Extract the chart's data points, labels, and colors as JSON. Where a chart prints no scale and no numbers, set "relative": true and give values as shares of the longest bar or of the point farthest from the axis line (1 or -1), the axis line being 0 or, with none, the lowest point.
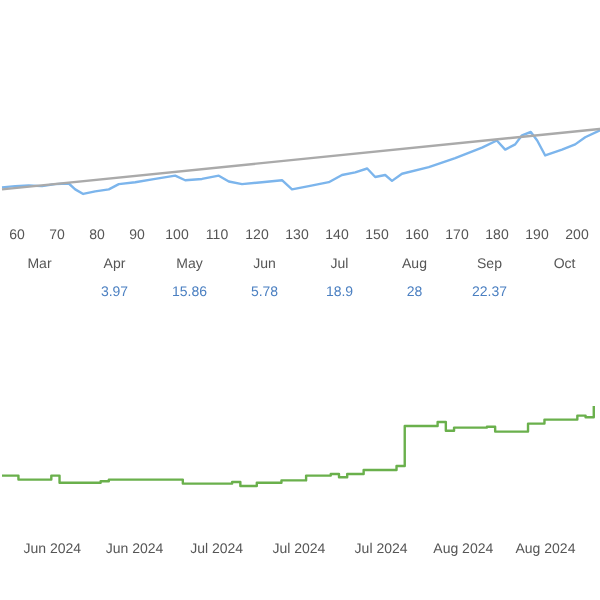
{
  "chart_data": [
    {
      "type": "line",
      "relative": true,
      "xlim": [
        56.5,
        206.5
      ],
      "xticks": [
        60,
        70,
        80,
        90,
        100,
        110,
        120,
        130,
        140,
        150,
        160,
        170,
        180,
        190,
        200
      ],
      "annotations": [
        "Mar",
        "Apr",
        "May",
        "Jun",
        "Jul",
        "Aug",
        "Sep",
        "Oct",
        "3.97",
        "15.86",
        "5.78",
        "18.9",
        "28",
        "22.37"
      ],
      "series": [
        {
          "color": "#7cb5ec",
          "x": [
            56.5,
            59.8,
            63.2,
            66.5,
            69.8,
            73.2,
            74.8,
            76.8,
            79.8,
            83.2,
            85.7,
            89.8,
            94.8,
            99.8,
            102.3,
            106.5,
            110.7,
            113.2,
            116.5,
            121.5,
            126.5,
            129,
            133.2,
            138.2,
            141.5,
            144.8,
            147.8,
            149.8,
            152.3,
            154,
            156.5,
            163.2,
            169.8,
            176.5,
            180.2,
            182.3,
            184.8,
            186.5,
            188.7,
            190.3,
            192.3,
            196.5,
            199.8,
            202.3,
            206.5
          ],
          "values": [
            0.1,
            0.12,
            0.13,
            0.12,
            0.15,
            0.16,
            0.07,
            0,
            0.04,
            0.07,
            0.15,
            0.18,
            0.23,
            0.28,
            0.21,
            0.23,
            0.28,
            0.19,
            0.15,
            0.18,
            0.21,
            0.07,
            0.12,
            0.18,
            0.29,
            0.33,
            0.39,
            0.26,
            0.29,
            0.2,
            0.31,
            0.41,
            0.55,
            0.71,
            0.82,
            0.68,
            0.76,
            0.9,
            0.95,
            0.82,
            0.59,
            0.68,
            0.76,
            0.87,
            0.99
          ]
        },
        {
          "color": "#aaaaaa",
          "x": [
            56.5,
            206.5
          ],
          "values": [
            0.07,
            1
          ]
        }
      ]
    },
    {
      "type": "step",
      "relative": true,
      "xlim": [
        "2024-06-09",
        "2024-08-21"
      ],
      "xticks": [
        {
          "value": "2024-06-15",
          "label": "Jun 2024"
        },
        {
          "value": "2024-06-25",
          "label": "Jun 2024"
        },
        {
          "value": "2024-07-05",
          "label": "Jul 2024"
        },
        {
          "value": "2024-07-15",
          "label": "Jul 2024"
        },
        {
          "value": "2024-07-25",
          "label": "Jul 2024"
        },
        {
          "value": "2024-08-04",
          "label": "Aug 2024"
        },
        {
          "value": "2024-08-14",
          "label": "Aug 2024"
        }
      ],
      "series": [
        {
          "color": "#6ab04c",
          "x": [
            "2024-06-09",
            "2024-06-11",
            "2024-06-15",
            "2024-06-16",
            "2024-06-21",
            "2024-06-22",
            "2024-06-28",
            "2024-07-01",
            "2024-07-07",
            "2024-07-08",
            "2024-07-10",
            "2024-07-13",
            "2024-07-16",
            "2024-07-19",
            "2024-07-20",
            "2024-07-21",
            "2024-07-23",
            "2024-07-27",
            "2024-07-28",
            "2024-08-01",
            "2024-08-02",
            "2024-08-03",
            "2024-08-07",
            "2024-08-08",
            "2024-08-12",
            "2024-08-14",
            "2024-08-18",
            "2024-08-19",
            "2024-08-20"
          ],
          "values": [
            0.13,
            0.08,
            0.13,
            0.04,
            0.06,
            0.08,
            0.08,
            0.03,
            0.05,
            0,
            0.04,
            0.07,
            0.13,
            0.15,
            0.11,
            0.15,
            0.2,
            0.25,
            0.75,
            0.8,
            0.69,
            0.73,
            0.74,
            0.68,
            0.78,
            0.83,
            0.88,
            0.86,
            1
          ]
        }
      ]
    }
  ]
}
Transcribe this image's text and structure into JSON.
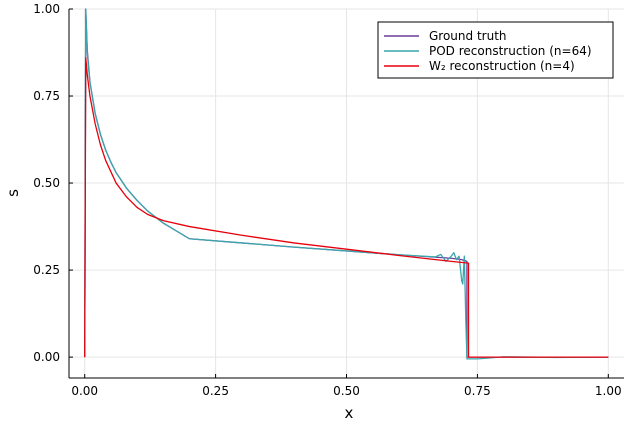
{
  "chart_data": {
    "type": "line",
    "xlabel": "x",
    "ylabel": "s",
    "xlim": [
      -0.03,
      1.03
    ],
    "ylim": [
      -0.06,
      1.0
    ],
    "xticks": [
      0.0,
      0.25,
      0.5,
      0.75,
      1.0
    ],
    "xtick_labels": [
      "0.00",
      "0.25",
      "0.50",
      "0.75",
      "1.00"
    ],
    "yticks": [
      0.0,
      0.25,
      0.5,
      0.75,
      1.0
    ],
    "ytick_labels": [
      "0.00",
      "0.25",
      "0.50",
      "0.75",
      "1.00"
    ],
    "grid": true,
    "legend_position": "top-right",
    "series": [
      {
        "name": "Ground truth",
        "color": "#6a3d9a",
        "x": [
          0.0,
          0.002,
          0.005,
          0.01,
          0.02,
          0.03,
          0.04,
          0.05,
          0.06,
          0.08,
          0.1,
          0.12,
          0.15,
          0.2,
          0.3,
          0.4,
          0.5,
          0.6,
          0.7,
          0.72,
          0.73,
          0.73,
          0.74,
          0.8,
          0.9,
          1.0
        ],
        "y": [
          0.0,
          1.0,
          0.88,
          0.79,
          0.7,
          0.64,
          0.595,
          0.56,
          0.53,
          0.485,
          0.45,
          0.42,
          0.385,
          0.34,
          0.328,
          0.316,
          0.305,
          0.294,
          0.284,
          0.28,
          0.275,
          0.0,
          0.0,
          0.0,
          0.0,
          0.0
        ]
      },
      {
        "name": "POD reconstruction (n=64)",
        "color": "#3aa6ac",
        "x": [
          0.0,
          0.002,
          0.005,
          0.01,
          0.02,
          0.03,
          0.04,
          0.05,
          0.06,
          0.08,
          0.1,
          0.12,
          0.15,
          0.2,
          0.3,
          0.4,
          0.5,
          0.6,
          0.67,
          0.68,
          0.69,
          0.7,
          0.705,
          0.71,
          0.715,
          0.72,
          0.722,
          0.725,
          0.728,
          0.73,
          0.735,
          0.75,
          0.77,
          0.8,
          0.9,
          1.0
        ],
        "y": [
          0.0,
          1.0,
          0.87,
          0.79,
          0.7,
          0.64,
          0.595,
          0.56,
          0.53,
          0.485,
          0.45,
          0.42,
          0.385,
          0.34,
          0.328,
          0.316,
          0.305,
          0.294,
          0.288,
          0.295,
          0.275,
          0.29,
          0.3,
          0.28,
          0.29,
          0.22,
          0.21,
          0.29,
          0.1,
          -0.005,
          -0.005,
          -0.005,
          -0.003,
          0.001,
          -0.001,
          0.0
        ]
      },
      {
        "name": "W₂ reconstruction (n=4)",
        "color": "#e8000b",
        "x": [
          0.0,
          0.002,
          0.005,
          0.01,
          0.02,
          0.03,
          0.04,
          0.06,
          0.08,
          0.1,
          0.12,
          0.15,
          0.2,
          0.3,
          0.4,
          0.5,
          0.6,
          0.7,
          0.733,
          0.733,
          0.75,
          0.8,
          0.9,
          1.0
        ],
        "y": [
          0.0,
          0.86,
          0.81,
          0.75,
          0.67,
          0.61,
          0.565,
          0.5,
          0.46,
          0.43,
          0.41,
          0.392,
          0.375,
          0.35,
          0.328,
          0.31,
          0.292,
          0.275,
          0.27,
          0.0,
          0.0,
          0.0,
          0.0,
          0.0
        ]
      }
    ]
  }
}
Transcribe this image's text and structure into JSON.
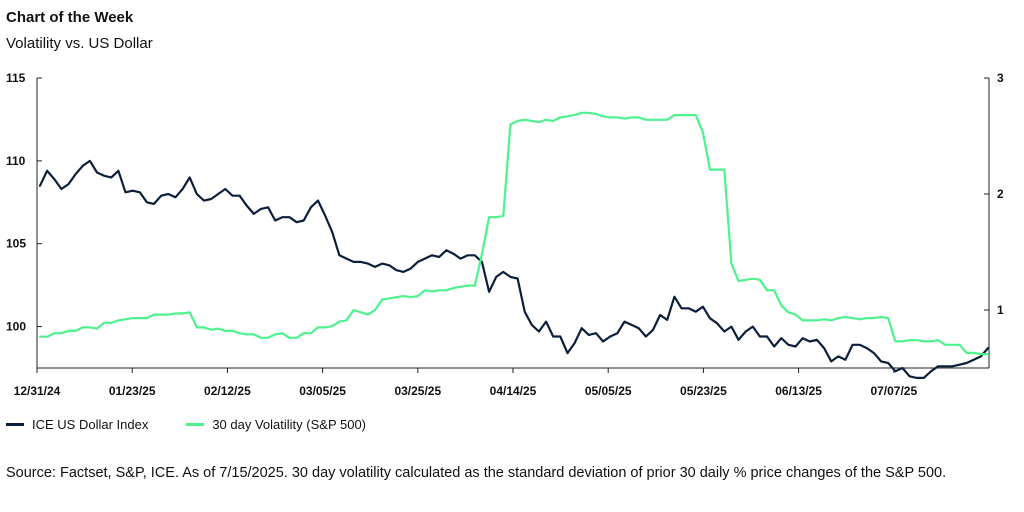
{
  "header": {
    "title": "Chart of the Week",
    "subtitle": "Volatility vs. US Dollar"
  },
  "footer": {
    "source": "Source: Factset, S&P, ICE. As of 7/15/2025. 30 day volatility calculated as the standard deviation of prior 30 daily % price changes of the S&P 500."
  },
  "chart_data": {
    "type": "line",
    "title": "Volatility vs. US Dollar",
    "x_tick_labels": [
      "12/31/24",
      "01/23/25",
      "02/12/25",
      "03/05/25",
      "03/25/25",
      "04/14/25",
      "05/05/25",
      "05/23/25",
      "06/13/25",
      "07/07/25"
    ],
    "y_left": {
      "ticks": [
        "115",
        "110",
        "105",
        "100"
      ],
      "range": [
        97.5,
        115
      ]
    },
    "y_right": {
      "ticks": [
        "3",
        "2",
        "1"
      ],
      "range": [
        0.5,
        3
      ]
    },
    "grid": false,
    "legend_position": "bottom-left",
    "series": [
      {
        "name": "ICE US Dollar Index",
        "axis": "left",
        "color": "#0b1f3a",
        "values": [
          108.5,
          109.4,
          108.9,
          108.3,
          108.6,
          109.2,
          109.7,
          110.0,
          109.3,
          109.1,
          109.0,
          109.4,
          108.1,
          108.2,
          108.1,
          107.5,
          107.4,
          107.9,
          108.0,
          107.8,
          108.3,
          109.0,
          108.0,
          107.6,
          107.7,
          108.0,
          108.3,
          107.9,
          107.9,
          107.3,
          106.8,
          107.1,
          107.2,
          106.4,
          106.6,
          106.6,
          106.3,
          106.4,
          107.2,
          107.6,
          106.7,
          105.7,
          104.3,
          104.1,
          103.9,
          103.9,
          103.8,
          103.6,
          103.8,
          103.7,
          103.4,
          103.3,
          103.5,
          103.9,
          104.1,
          104.3,
          104.2,
          104.6,
          104.4,
          104.1,
          104.3,
          104.3,
          103.9,
          102.1,
          103.0,
          103.3,
          103.0,
          102.9,
          100.9,
          100.1,
          99.7,
          100.3,
          99.4,
          99.4,
          98.4,
          99.0,
          99.9,
          99.5,
          99.6,
          99.1,
          99.4,
          99.6,
          100.3,
          100.1,
          99.9,
          99.4,
          99.8,
          100.7,
          100.4,
          101.8,
          101.1,
          101.1,
          100.9,
          101.2,
          100.5,
          100.2,
          99.7,
          100.0,
          99.2,
          99.7,
          100.0,
          99.4,
          99.4,
          98.8,
          99.3,
          98.9,
          98.8,
          99.3,
          99.1,
          99.2,
          98.7,
          97.9,
          98.2,
          98.0,
          98.9,
          98.9,
          98.7,
          98.4,
          97.9,
          97.8,
          97.3,
          97.5,
          97.0,
          96.9,
          96.9,
          97.3,
          97.6,
          97.6,
          97.6,
          97.7,
          97.8,
          98.0,
          98.2,
          98.7
        ]
      },
      {
        "name": "30 day Volatility (S&P 500)",
        "axis": "right",
        "color": "#4df28c",
        "values": [
          0.77,
          0.77,
          0.8,
          0.8,
          0.82,
          0.82,
          0.85,
          0.85,
          0.84,
          0.89,
          0.89,
          0.91,
          0.92,
          0.93,
          0.93,
          0.93,
          0.96,
          0.96,
          0.96,
          0.97,
          0.97,
          0.98,
          0.85,
          0.85,
          0.83,
          0.84,
          0.82,
          0.82,
          0.8,
          0.79,
          0.79,
          0.76,
          0.76,
          0.79,
          0.8,
          0.76,
          0.76,
          0.8,
          0.8,
          0.85,
          0.85,
          0.86,
          0.9,
          0.91,
          1.0,
          0.98,
          0.96,
          1.0,
          1.09,
          1.1,
          1.11,
          1.12,
          1.11,
          1.12,
          1.17,
          1.16,
          1.17,
          1.17,
          1.19,
          1.2,
          1.21,
          1.21,
          1.48,
          1.8,
          1.8,
          1.81,
          2.6,
          2.63,
          2.64,
          2.63,
          2.62,
          2.64,
          2.63,
          2.66,
          2.67,
          2.68,
          2.7,
          2.7,
          2.69,
          2.67,
          2.66,
          2.66,
          2.65,
          2.66,
          2.66,
          2.64,
          2.64,
          2.64,
          2.64,
          2.68,
          2.68,
          2.68,
          2.68,
          2.53,
          2.21,
          2.21,
          2.21,
          1.4,
          1.25,
          1.26,
          1.27,
          1.26,
          1.17,
          1.17,
          1.04,
          0.98,
          0.96,
          0.91,
          0.91,
          0.91,
          0.92,
          0.91,
          0.93,
          0.94,
          0.93,
          0.92,
          0.93,
          0.93,
          0.94,
          0.93,
          0.73,
          0.73,
          0.74,
          0.74,
          0.73,
          0.73,
          0.74,
          0.7,
          0.7,
          0.7,
          0.63,
          0.63,
          0.62,
          0.62
        ]
      }
    ]
  }
}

_What you should do_:
Return all the lines that contain the string "reconstruction".

_Answer to the exercise_:
        "name": "POD reconstruction (n=64)",
        "name": "W₂ reconstruction (n=4)",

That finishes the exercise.